RECORDS SUPPLIED:
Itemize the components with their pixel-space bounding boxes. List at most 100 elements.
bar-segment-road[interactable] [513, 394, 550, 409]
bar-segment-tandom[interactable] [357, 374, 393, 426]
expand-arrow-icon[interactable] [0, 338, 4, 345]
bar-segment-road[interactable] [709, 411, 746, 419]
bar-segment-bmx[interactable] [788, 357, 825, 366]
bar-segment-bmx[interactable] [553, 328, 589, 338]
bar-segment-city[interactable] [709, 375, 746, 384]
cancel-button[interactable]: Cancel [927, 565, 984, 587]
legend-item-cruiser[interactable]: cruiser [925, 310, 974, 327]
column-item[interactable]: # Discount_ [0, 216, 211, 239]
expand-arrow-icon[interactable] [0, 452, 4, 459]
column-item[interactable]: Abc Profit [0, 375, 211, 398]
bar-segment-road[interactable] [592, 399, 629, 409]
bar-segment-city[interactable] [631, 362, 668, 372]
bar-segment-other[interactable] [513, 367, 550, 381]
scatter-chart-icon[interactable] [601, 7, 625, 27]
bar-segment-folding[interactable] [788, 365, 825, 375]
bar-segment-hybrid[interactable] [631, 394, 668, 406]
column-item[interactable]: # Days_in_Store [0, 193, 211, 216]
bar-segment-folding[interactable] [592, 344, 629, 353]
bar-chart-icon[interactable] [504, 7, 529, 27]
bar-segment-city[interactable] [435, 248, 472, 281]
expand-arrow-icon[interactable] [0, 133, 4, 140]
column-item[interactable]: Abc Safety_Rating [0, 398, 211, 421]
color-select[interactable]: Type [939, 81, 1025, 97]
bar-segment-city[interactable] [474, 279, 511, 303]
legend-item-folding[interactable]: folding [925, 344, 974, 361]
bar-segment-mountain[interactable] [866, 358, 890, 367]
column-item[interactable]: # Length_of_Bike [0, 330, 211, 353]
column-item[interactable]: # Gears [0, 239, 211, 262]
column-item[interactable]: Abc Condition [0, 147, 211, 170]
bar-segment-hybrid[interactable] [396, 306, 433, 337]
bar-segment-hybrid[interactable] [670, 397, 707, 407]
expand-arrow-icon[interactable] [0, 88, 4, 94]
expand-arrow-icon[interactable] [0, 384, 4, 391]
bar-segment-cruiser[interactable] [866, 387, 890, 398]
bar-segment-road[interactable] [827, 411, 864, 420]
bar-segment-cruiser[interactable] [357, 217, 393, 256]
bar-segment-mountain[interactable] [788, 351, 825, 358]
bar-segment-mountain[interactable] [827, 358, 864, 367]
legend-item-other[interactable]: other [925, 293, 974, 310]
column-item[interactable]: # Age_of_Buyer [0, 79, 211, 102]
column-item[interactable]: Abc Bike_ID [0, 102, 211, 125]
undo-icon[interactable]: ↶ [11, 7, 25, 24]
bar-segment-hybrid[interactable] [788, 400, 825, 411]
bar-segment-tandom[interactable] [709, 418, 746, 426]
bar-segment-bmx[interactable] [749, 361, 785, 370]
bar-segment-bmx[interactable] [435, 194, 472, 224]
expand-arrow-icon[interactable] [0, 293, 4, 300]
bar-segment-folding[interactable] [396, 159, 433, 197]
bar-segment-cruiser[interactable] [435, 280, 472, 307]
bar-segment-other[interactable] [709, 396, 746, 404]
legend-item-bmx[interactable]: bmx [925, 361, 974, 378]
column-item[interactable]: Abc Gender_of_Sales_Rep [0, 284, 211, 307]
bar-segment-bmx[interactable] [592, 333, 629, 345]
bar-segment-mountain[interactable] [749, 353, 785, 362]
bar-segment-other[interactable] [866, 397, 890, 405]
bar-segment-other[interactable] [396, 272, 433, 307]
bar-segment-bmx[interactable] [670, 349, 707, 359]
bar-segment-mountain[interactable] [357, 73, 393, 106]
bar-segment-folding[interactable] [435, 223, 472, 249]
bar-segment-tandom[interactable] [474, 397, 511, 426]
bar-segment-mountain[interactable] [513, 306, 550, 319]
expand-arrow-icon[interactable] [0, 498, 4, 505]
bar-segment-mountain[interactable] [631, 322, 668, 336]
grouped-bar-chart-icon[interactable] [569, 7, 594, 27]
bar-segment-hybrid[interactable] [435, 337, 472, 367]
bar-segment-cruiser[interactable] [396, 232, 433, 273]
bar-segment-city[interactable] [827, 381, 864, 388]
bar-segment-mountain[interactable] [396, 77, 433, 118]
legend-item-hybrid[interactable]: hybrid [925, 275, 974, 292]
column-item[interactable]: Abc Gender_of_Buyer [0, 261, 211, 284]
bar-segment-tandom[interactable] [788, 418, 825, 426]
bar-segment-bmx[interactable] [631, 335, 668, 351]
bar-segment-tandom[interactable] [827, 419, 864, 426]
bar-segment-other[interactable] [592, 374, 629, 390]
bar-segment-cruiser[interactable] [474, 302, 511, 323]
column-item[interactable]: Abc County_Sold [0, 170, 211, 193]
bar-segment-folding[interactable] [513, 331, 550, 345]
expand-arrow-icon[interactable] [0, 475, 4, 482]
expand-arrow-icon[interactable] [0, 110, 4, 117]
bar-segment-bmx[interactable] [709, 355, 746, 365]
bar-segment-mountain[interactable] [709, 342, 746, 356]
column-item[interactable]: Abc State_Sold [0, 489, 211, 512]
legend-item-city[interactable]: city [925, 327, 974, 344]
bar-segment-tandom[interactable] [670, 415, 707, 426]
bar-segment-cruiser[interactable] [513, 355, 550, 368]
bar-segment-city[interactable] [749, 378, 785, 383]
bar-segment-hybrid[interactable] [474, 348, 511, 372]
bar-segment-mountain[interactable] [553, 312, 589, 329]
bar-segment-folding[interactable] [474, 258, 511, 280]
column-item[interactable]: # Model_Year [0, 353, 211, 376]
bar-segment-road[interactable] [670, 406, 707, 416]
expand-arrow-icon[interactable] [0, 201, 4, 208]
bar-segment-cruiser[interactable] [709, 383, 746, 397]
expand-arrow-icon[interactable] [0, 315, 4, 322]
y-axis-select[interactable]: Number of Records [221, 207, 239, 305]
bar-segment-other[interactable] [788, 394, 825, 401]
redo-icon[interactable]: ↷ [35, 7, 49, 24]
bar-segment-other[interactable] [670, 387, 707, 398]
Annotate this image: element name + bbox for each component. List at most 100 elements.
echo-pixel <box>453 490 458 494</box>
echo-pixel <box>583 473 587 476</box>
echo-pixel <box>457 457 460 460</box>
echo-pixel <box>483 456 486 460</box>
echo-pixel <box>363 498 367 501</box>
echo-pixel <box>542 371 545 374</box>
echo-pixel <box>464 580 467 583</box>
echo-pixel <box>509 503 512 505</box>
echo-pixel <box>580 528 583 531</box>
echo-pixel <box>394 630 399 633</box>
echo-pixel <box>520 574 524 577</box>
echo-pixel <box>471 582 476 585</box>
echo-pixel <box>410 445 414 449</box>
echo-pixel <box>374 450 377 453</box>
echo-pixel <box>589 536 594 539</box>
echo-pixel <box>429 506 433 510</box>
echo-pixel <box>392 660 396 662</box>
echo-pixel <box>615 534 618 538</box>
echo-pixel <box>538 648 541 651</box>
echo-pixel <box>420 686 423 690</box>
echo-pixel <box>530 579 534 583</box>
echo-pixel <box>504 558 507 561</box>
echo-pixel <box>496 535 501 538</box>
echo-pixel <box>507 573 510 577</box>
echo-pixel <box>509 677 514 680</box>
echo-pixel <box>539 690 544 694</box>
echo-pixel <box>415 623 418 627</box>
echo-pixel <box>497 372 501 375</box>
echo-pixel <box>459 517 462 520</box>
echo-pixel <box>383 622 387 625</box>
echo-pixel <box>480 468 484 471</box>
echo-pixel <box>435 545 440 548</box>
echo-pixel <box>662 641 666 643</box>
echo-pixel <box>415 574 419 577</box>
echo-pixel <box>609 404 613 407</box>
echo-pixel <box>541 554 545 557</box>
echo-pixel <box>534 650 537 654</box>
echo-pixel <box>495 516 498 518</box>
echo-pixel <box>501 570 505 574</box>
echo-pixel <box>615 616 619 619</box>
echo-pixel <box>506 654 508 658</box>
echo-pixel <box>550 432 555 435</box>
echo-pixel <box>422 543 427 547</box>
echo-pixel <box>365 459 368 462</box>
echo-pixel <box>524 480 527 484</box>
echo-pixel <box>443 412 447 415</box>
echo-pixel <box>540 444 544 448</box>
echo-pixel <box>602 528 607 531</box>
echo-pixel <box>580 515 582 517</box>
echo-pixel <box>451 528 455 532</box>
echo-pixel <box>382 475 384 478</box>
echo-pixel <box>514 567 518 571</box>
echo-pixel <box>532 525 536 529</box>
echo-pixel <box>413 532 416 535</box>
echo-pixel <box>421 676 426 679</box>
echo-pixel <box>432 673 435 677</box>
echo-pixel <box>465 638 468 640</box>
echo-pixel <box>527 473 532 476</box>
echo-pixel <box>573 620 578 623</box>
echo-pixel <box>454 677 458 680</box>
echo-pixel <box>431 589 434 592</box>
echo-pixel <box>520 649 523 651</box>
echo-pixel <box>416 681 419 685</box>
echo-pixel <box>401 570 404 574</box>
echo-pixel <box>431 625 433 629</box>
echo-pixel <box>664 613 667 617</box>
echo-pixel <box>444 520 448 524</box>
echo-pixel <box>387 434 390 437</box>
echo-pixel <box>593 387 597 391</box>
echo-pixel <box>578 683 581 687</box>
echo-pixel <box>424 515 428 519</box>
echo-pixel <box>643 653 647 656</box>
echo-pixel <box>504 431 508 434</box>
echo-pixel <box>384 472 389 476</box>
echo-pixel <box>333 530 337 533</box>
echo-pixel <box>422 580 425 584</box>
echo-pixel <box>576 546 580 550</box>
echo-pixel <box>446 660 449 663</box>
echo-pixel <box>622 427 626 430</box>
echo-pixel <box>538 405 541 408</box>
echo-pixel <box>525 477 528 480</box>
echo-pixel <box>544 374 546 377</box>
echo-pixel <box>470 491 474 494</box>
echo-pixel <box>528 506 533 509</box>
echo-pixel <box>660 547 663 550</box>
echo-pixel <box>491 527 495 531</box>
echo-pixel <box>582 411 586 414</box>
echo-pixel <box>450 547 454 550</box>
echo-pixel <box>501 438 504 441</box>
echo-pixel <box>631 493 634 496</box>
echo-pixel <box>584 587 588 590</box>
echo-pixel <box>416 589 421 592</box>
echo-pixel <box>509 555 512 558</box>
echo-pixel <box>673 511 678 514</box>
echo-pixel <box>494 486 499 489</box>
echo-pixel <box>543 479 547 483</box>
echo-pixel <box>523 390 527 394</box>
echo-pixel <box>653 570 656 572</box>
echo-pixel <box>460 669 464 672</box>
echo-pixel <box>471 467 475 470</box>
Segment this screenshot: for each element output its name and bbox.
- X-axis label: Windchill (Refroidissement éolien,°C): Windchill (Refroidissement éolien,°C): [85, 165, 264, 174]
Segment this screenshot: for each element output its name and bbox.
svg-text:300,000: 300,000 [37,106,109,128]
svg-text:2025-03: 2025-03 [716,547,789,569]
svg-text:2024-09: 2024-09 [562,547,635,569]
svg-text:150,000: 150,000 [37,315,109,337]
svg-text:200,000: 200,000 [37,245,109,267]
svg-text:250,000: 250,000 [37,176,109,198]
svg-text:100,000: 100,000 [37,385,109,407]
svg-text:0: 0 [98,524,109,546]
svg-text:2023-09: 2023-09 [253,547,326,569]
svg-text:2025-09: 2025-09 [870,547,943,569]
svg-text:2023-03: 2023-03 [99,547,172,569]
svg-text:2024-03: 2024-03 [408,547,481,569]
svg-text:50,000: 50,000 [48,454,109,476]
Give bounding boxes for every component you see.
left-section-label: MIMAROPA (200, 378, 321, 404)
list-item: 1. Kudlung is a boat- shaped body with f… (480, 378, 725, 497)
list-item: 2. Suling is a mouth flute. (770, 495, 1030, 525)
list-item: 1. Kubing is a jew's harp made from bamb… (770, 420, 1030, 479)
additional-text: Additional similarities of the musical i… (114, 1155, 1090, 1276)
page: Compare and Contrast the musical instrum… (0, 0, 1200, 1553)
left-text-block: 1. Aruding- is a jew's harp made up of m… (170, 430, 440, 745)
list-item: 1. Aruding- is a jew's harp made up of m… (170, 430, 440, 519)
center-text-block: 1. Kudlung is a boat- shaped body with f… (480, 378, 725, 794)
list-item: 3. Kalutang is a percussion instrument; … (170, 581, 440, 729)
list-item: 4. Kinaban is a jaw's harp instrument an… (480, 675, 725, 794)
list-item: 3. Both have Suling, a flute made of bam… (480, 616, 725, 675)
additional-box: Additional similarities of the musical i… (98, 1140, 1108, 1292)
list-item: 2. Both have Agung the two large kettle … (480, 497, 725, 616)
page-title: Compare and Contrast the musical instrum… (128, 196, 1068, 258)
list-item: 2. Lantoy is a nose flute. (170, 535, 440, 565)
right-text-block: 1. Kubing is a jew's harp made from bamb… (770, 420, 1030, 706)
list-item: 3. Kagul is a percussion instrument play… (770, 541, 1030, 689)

EXERCISE DIRECTIONS:
Rewrite the records from the first line through the line with "bar-segment-bmx[interactable] [788, 357, 825, 366]", swapping "Itemize" for "Enumerate" and leaving everything else unchanged.

SOLUTION FOR THIS PROBLEM:
Enumerate the components with their pixel-space bounding boxes. List at most 100 elements.
bar-segment-road[interactable] [513, 394, 550, 409]
bar-segment-tandom[interactable] [357, 374, 393, 426]
expand-arrow-icon[interactable] [0, 338, 4, 345]
bar-segment-road[interactable] [709, 411, 746, 419]
bar-segment-bmx[interactable] [788, 357, 825, 366]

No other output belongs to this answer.